Where the word "thetrainline" occurs in a line, return that line.

ENTRIES SUPPLIED.

'''

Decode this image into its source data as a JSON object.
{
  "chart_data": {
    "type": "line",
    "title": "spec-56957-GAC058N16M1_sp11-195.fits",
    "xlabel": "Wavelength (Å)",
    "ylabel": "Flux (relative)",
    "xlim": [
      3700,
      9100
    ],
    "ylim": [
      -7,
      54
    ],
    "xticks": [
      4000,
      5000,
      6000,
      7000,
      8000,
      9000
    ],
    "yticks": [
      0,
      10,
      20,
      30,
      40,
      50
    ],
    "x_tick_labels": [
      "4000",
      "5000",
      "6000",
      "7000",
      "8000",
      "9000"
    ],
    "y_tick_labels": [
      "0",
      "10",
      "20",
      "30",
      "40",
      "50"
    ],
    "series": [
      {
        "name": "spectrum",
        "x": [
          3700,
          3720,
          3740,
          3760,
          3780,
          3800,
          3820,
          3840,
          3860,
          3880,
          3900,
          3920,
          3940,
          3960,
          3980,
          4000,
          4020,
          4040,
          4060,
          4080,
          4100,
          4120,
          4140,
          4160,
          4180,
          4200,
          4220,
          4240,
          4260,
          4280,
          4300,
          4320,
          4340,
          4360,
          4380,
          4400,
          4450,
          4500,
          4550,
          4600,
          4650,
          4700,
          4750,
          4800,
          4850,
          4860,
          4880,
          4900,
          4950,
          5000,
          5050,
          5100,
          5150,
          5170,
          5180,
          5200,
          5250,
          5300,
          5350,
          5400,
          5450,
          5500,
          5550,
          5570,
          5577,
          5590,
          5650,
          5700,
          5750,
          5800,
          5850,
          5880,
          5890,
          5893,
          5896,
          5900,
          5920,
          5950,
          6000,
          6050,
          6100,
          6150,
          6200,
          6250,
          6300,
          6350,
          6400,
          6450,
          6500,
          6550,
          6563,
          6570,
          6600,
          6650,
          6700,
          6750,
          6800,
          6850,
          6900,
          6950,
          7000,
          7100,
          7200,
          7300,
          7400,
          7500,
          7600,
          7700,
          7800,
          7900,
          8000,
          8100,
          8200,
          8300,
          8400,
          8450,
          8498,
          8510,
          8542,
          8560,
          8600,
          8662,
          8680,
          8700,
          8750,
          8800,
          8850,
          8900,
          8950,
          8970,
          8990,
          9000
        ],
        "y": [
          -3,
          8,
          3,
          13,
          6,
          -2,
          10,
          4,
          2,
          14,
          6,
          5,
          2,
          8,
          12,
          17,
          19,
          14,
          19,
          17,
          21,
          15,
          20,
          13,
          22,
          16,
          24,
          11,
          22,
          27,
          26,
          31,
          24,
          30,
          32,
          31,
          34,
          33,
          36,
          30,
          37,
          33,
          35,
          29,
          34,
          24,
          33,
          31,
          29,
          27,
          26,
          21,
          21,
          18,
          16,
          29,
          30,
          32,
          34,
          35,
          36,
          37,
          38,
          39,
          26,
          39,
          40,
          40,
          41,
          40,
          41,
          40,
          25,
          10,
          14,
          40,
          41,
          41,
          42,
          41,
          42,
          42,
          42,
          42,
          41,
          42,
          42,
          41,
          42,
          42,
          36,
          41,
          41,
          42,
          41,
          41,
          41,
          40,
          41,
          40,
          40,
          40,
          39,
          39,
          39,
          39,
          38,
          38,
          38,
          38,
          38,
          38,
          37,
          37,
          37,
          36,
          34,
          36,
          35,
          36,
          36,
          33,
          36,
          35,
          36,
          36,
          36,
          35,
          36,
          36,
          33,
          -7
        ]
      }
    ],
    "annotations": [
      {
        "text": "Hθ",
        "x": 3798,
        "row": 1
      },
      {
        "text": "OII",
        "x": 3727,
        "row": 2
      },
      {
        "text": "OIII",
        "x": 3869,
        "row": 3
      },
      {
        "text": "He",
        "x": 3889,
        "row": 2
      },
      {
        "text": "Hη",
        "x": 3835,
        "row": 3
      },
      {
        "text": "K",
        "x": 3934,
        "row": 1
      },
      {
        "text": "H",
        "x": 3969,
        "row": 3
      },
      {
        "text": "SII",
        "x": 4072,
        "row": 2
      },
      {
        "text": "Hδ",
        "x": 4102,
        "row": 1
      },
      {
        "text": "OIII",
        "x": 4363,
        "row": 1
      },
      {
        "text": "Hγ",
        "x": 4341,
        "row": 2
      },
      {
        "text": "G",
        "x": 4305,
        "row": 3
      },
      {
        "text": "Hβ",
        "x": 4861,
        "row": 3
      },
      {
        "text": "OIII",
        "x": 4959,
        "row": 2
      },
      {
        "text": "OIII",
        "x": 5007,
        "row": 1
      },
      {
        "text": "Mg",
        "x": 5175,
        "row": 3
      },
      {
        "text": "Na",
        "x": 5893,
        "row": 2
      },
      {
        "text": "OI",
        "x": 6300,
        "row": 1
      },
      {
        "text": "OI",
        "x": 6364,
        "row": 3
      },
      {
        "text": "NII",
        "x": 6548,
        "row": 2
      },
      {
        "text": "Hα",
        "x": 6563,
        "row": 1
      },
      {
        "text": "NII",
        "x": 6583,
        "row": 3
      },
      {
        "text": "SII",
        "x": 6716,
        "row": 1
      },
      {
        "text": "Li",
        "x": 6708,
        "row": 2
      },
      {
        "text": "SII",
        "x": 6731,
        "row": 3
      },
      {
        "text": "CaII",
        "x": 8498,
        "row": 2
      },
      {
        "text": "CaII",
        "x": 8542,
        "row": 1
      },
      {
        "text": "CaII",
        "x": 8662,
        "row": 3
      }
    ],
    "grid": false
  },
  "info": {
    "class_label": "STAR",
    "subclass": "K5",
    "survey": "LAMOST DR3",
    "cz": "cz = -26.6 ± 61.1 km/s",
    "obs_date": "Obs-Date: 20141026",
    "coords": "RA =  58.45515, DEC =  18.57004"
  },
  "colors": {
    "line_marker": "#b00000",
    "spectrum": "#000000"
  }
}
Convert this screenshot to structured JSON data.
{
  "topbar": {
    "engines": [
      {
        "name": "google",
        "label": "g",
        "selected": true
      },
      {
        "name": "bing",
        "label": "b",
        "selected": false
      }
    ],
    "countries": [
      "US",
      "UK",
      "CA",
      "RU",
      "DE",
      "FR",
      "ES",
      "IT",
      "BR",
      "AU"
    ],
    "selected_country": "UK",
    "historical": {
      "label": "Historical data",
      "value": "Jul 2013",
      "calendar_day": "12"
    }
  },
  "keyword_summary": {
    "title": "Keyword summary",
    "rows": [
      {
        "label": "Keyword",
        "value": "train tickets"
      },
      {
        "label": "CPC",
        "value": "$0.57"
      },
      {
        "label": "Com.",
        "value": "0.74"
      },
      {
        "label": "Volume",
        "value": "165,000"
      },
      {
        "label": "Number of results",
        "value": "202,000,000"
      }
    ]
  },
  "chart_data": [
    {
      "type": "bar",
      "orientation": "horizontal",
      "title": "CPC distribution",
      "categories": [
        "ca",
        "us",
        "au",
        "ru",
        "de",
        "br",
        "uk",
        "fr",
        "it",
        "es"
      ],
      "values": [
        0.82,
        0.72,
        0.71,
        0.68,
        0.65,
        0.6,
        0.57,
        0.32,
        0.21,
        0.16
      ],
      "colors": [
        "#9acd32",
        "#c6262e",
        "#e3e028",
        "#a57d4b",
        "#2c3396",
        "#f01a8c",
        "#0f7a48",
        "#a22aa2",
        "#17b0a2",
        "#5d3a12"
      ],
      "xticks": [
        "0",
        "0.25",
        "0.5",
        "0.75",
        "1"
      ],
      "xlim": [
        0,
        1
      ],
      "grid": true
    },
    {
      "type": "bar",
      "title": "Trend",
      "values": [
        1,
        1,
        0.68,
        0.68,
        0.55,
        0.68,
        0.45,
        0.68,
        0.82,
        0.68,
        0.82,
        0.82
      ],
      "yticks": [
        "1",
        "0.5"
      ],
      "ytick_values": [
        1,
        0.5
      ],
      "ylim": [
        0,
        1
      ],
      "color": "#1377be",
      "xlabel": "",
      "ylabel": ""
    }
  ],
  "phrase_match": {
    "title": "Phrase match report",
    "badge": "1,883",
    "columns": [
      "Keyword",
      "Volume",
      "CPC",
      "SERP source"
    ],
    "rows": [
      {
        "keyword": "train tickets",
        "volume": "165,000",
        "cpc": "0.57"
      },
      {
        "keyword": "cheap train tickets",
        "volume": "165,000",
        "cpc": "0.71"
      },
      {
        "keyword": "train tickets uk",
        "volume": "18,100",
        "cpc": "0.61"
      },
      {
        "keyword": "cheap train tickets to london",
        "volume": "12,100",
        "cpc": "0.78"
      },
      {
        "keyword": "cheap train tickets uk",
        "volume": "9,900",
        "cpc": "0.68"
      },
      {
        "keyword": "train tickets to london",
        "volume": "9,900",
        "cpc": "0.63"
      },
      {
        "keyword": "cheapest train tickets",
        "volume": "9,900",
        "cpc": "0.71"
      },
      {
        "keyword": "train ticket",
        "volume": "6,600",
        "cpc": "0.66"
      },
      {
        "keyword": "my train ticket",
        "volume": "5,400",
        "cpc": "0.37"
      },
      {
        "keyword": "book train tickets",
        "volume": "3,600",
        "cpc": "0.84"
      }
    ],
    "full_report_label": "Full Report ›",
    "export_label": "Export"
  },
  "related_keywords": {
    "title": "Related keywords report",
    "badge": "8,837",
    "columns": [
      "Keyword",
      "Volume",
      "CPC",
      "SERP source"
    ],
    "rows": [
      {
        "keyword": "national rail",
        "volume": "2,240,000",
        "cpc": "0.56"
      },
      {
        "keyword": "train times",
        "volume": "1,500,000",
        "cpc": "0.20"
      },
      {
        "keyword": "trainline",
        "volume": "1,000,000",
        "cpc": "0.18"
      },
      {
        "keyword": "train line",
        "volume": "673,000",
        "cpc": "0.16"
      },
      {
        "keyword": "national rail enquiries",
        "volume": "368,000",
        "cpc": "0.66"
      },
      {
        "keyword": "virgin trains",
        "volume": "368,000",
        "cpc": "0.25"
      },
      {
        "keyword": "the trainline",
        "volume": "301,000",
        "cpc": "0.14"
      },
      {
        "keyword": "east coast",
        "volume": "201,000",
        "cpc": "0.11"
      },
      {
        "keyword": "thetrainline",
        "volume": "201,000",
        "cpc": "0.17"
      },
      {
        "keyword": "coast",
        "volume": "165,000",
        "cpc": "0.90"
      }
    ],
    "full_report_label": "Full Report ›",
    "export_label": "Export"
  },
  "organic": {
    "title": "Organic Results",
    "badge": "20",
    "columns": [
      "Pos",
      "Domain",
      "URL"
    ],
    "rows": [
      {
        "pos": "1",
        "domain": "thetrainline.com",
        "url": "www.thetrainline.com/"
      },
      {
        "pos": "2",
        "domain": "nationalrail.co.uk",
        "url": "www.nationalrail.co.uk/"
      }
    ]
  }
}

'''

TASK SOLUTION.
        "keyword": "thetrainline",
        "domain": "thetrainline.com",
        "url": "www.thetrainline.com/"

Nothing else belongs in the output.